_Do this_
Filter the data for lines with the word "平方厘米", then copy every line so identified.

_Material supplied_

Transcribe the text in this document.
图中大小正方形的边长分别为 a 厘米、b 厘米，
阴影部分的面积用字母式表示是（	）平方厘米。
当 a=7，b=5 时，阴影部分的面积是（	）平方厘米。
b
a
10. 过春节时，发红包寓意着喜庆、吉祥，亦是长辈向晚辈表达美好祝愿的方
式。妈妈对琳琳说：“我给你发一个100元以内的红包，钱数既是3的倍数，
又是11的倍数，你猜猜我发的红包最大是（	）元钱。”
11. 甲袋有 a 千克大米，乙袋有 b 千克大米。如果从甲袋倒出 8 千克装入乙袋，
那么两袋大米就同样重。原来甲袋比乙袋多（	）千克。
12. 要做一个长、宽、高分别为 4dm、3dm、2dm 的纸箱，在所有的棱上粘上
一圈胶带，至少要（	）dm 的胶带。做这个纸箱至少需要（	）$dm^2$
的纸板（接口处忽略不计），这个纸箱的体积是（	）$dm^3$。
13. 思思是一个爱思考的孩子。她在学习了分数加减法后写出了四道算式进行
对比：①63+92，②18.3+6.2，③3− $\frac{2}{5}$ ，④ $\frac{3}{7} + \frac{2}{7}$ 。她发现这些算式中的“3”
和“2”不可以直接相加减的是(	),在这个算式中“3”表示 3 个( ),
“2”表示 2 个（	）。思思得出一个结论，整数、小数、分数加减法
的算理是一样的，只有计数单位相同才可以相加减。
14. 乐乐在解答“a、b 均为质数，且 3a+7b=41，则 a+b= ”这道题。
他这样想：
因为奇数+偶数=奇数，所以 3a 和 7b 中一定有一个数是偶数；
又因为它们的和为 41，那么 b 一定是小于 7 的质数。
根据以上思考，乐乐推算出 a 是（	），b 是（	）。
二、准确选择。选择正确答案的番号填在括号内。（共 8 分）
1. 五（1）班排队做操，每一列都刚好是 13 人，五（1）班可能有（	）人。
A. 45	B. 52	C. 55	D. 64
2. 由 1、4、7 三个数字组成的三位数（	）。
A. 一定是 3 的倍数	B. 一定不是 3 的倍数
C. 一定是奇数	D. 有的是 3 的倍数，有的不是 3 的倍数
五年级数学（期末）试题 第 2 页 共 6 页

_Answer_
阴影部分的面积用字母式表示是（	）平方厘米。
当 a=7，b=5 时，阴影部分的面积是（	）平方厘米。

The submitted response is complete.